RECORDS TO USE:
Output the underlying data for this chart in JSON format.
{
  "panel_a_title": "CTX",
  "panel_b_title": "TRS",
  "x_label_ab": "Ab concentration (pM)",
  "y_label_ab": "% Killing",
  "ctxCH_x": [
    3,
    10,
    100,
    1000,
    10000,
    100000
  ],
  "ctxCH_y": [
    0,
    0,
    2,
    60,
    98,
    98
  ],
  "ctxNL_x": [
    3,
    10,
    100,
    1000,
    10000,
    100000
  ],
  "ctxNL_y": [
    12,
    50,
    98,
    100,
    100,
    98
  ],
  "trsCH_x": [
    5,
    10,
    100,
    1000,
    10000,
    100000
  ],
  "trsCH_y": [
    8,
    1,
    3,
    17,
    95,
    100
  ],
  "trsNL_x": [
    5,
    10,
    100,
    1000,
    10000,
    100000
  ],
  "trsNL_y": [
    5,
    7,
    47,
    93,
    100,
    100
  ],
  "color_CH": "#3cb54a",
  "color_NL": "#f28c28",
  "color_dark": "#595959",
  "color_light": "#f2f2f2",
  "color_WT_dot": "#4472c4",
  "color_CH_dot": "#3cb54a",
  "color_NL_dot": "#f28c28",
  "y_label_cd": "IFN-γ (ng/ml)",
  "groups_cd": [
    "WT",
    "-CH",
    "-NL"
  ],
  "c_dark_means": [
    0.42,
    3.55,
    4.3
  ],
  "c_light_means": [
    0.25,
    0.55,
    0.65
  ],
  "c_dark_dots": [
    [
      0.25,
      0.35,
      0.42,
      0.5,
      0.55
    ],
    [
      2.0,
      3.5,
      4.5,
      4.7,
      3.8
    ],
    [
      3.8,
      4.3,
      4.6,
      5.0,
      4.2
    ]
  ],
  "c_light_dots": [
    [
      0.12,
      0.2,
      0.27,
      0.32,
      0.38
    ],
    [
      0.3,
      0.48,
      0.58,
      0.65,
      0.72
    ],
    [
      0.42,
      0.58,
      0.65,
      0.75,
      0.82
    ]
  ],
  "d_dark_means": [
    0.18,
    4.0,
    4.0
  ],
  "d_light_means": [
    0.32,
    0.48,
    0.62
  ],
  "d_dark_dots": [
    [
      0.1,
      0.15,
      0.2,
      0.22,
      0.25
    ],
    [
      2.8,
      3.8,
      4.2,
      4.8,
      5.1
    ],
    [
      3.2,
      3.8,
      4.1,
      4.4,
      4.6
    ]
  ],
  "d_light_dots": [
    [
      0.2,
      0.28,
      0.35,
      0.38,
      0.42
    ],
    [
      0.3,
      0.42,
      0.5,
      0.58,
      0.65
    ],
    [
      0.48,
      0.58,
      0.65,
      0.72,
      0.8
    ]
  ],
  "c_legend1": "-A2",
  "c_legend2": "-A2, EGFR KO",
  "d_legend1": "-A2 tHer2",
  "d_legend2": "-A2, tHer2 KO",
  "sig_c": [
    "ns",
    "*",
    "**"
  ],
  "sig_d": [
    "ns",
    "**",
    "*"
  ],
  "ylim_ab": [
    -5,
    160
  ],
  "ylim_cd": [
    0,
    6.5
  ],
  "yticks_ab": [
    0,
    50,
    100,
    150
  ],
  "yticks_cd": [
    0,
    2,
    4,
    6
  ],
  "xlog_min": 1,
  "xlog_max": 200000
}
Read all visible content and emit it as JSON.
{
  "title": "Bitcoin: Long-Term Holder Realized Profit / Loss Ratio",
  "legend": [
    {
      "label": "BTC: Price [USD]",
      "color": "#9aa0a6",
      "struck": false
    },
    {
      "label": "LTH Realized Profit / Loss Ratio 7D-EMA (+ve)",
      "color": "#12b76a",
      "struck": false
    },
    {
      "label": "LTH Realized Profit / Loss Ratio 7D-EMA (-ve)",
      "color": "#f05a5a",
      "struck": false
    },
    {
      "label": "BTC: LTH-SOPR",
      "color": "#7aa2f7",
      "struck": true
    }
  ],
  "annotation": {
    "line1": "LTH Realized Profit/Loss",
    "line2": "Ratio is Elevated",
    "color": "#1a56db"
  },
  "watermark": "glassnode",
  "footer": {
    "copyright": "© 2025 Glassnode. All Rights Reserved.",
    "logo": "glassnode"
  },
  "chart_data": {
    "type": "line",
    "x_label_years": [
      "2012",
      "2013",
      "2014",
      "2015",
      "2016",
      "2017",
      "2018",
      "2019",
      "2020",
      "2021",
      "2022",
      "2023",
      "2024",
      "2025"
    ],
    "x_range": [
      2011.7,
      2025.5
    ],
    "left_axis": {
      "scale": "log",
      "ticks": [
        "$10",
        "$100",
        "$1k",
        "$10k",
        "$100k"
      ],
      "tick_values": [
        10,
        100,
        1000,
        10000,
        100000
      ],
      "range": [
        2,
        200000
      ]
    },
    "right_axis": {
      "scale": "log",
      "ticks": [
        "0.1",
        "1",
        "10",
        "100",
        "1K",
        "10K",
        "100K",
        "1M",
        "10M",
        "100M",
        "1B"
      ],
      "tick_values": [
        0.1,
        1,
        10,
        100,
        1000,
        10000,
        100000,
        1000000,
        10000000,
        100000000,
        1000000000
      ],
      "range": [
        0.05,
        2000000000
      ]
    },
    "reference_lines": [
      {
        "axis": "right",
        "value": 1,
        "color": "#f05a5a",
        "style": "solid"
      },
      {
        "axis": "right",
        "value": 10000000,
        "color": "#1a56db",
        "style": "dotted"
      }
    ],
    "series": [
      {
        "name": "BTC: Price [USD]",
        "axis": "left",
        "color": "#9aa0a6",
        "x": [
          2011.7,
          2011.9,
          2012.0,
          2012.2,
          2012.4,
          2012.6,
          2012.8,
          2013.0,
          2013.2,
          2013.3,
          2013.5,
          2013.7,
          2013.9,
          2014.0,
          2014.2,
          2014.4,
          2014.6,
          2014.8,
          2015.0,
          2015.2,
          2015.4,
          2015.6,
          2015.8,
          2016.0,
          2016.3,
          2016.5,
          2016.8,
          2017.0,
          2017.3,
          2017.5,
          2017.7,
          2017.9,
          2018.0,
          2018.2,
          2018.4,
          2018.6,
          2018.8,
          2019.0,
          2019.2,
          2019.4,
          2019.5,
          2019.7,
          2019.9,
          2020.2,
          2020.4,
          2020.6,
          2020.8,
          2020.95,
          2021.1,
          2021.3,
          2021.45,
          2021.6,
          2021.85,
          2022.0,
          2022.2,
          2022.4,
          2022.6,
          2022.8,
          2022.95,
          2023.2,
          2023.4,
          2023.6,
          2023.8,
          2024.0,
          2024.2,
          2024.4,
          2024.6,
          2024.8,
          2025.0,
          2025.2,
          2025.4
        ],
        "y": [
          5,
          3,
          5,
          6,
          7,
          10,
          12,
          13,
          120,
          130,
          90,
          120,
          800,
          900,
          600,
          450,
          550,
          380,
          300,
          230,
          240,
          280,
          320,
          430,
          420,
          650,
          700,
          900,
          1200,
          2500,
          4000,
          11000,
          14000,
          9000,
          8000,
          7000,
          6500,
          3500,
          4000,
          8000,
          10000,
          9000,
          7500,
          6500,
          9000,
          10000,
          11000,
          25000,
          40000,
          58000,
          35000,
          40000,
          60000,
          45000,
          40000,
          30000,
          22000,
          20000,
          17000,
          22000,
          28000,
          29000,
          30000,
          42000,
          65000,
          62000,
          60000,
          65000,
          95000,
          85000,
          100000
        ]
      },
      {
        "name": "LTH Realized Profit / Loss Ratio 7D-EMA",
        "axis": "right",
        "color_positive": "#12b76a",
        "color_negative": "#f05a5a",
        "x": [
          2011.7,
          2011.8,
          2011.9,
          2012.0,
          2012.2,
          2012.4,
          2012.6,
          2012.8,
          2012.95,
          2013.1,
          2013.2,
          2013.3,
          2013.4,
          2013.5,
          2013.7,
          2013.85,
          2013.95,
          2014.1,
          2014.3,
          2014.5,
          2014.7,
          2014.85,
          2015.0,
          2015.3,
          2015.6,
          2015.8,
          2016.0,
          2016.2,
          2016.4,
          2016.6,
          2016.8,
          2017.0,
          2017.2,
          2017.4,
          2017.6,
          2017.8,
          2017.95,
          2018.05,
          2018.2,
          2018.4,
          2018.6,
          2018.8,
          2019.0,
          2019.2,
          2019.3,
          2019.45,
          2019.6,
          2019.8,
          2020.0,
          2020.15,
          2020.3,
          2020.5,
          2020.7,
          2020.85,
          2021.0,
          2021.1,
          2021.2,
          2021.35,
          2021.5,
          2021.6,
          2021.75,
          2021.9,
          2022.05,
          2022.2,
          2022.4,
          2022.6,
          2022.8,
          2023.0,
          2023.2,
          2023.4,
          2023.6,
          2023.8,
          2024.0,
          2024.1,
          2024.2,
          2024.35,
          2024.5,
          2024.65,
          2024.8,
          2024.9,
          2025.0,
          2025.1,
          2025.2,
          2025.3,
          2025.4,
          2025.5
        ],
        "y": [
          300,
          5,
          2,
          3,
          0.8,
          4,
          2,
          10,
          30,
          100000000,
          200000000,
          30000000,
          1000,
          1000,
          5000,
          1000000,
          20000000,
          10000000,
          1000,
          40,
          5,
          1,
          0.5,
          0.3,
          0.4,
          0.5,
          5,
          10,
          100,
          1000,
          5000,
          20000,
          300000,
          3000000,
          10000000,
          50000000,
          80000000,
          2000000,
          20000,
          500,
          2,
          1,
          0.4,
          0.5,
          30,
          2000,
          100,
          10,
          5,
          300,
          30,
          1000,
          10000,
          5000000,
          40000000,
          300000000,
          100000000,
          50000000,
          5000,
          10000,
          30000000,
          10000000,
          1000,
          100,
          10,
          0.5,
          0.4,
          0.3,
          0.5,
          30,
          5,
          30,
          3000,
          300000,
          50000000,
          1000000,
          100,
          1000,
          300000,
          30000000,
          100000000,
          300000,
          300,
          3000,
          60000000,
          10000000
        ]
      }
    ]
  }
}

WORK TO BE COMPLETED: Say how many lines above contain the string "name". Answer with the number only.

THE RESULT: 2